== YOUR OBJECTIVE ==
Keep only the lines that hold the string "объекта", filtering out the rest of the entries below.
+++ GIVEN INFORMATION +++
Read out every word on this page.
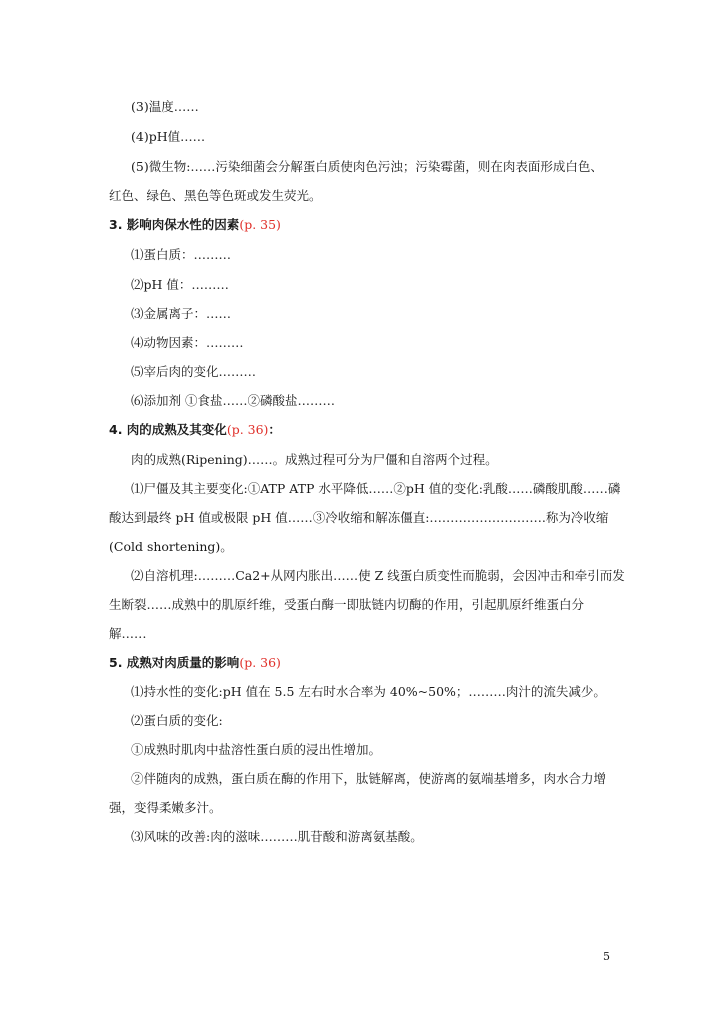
(3)温度……
(4)pH值……
(5)微生物:……污染细菌会分解蛋白质使肉色污浊；污染霉菌，则在肉表面形成白色、
红色、绿色、黑色等色斑或发生荧光。
3. 影响肉保水性的因素(p. 35)
⑴蛋白质：………
⑵pH 值：………
⑶金属离子：……
⑷动物因素：………
⑸宰后肉的变化………
⑹添加剂 ①食盐……②磷酸盐………
4. 肉的成熟及其变化(p. 36)：
肉的成熟(Ripening)……。成熟过程可分为尸僵和自溶两个过程。
⑴尸僵及其主要变化:①ATP ATP 水平降低……②pH 值的变化:乳酸……磷酸肌酸……磷
酸达到最终 pH 值或极限 pH 值……③冷收缩和解冻僵直:……………………….称为冷收缩
(Cold shortening)。
⑵自溶机理:………Ca2+从网内胀出……使 Z 线蛋白质变性而脆弱，会因冲击和牵引而发
生断裂……成熟中的肌原纤维，受蛋白酶一即肽链内切酶的作用，引起肌原纤维蛋白分
解……
5. 成熟对肉质量的影响(p. 36)
⑴持水性的变化:pH 值在 5.5 左右时水合率为 40%~50%；………肉汁的流失减少。
⑵蛋白质的变化:
①成熟时肌肉中盐溶性蛋白质的浸出性增加。
②伴随肉的成熟，蛋白质在酶的作用下，肽链解离，使游离的氨端基增多，肉水合力增
强，变得柔嫩多汁。
⑶风味的改善:肉的滋味………肌苷酸和游离氨基酸。
5
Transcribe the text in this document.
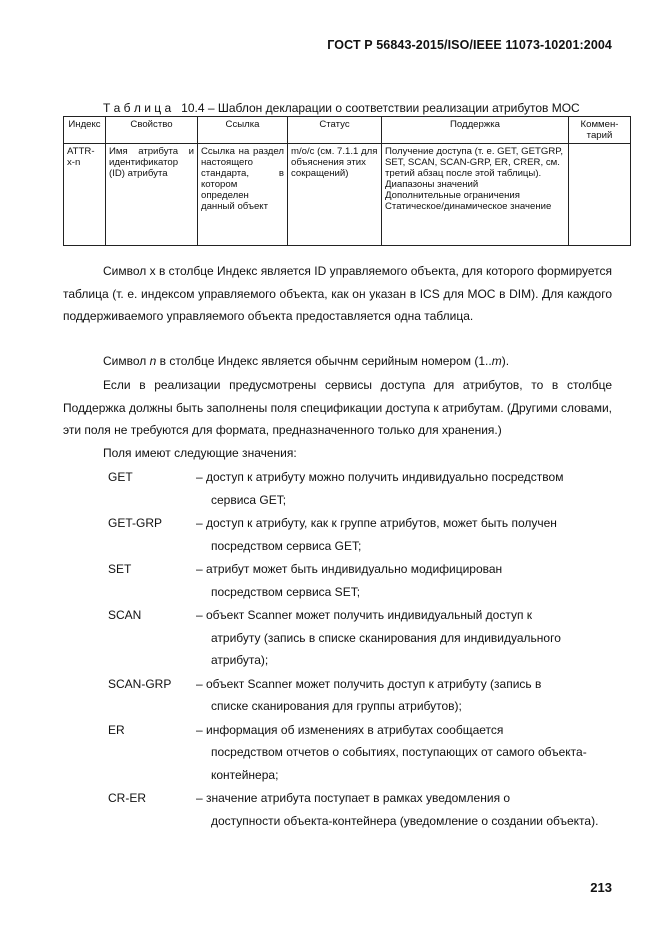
ГОСТ Р 56843-2015/ISO/IEEE 11073-10201:2004
Т а б л и ц а 10.4 – Шаблон декларации о соответствии реализации атрибутов МОС
Индекс	Свойство	Ссылка	Статус	Поддержка	Коммен-тарий
ATTR-x-n	Имя атрибута и идентификатор (ID) атрибута	Ссылка на раздел настоящего стандарта, в котором определен данный объект	m/o/c (см. 7.1.1 для объяснения этих сокращений)	Получение доступа (т. е. GET, GETGRP, SET, SCAN, SCAN-GRP, ER, CRER, см. третий абзац после этой таблицы).
Диапазоны значений
Дополнительные ограничения
Статическое/динамическое значение	

Символ x в столбце Индекс является ID управляемого объекта, для которого формируется таблица (т. е. индексом управляемого объекта, как он указан в ICS для МОС в DIM). Для каждого поддерживаемого управляемого объекта предоставляется одна таблица.
Символ n в столбце Индекс является обычнм серийным номером (1..m).
Если в реализации предусмотрены сервисы доступа для атрибутов, то в столбце Поддержка должны быть заполнены поля спецификации доступа к атрибутам. (Другими словами, эти поля не требуются для формата, предназначенного только для хранения.)
Поля имеют следующие значения:
GET	– доступ к атрибуту можно получить индивидуально посредством
сервиса GET;
GET-GRP	– доступ к атрибуту, как к группе атрибутов, может быть получен
посредством сервиса GET;
SET	– атрибут может быть индивидуально модифицирован
посредством сервиса SET;
SCAN	– объект Scanner может получить индивидуальный доступ к
атрибуту (запись в списке сканирования для индивидуального атрибута);
SCAN-GRP	– объект Scanner может получить доступ к атрибуту (запись в
списке сканирования для группы атрибутов);
ER	– информация об изменениях в атрибутах сообщается
посредством отчетов о событиях, поступающих от самого объекта-контейнера;
CR-ER	– значение атрибута поступает в рамках уведомления о
доступности объекта-контейнера (уведомление о создании объекта).
213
+++
== SOLUTION TO THE PROBLEM ==
Символ x в столбце Индекс является ID управляемого объекта, для которого формируется таблица (т. е. индексом управляемого объекта, как он указан в ICS для МОС в DIM). Для каждого поддерживаемого управляемого объекта предоставляется одна таблица.
посредством отчетов о событиях, поступающих от самого объекта-контейнера;
доступности объекта-контейнера (уведомление о создании объекта).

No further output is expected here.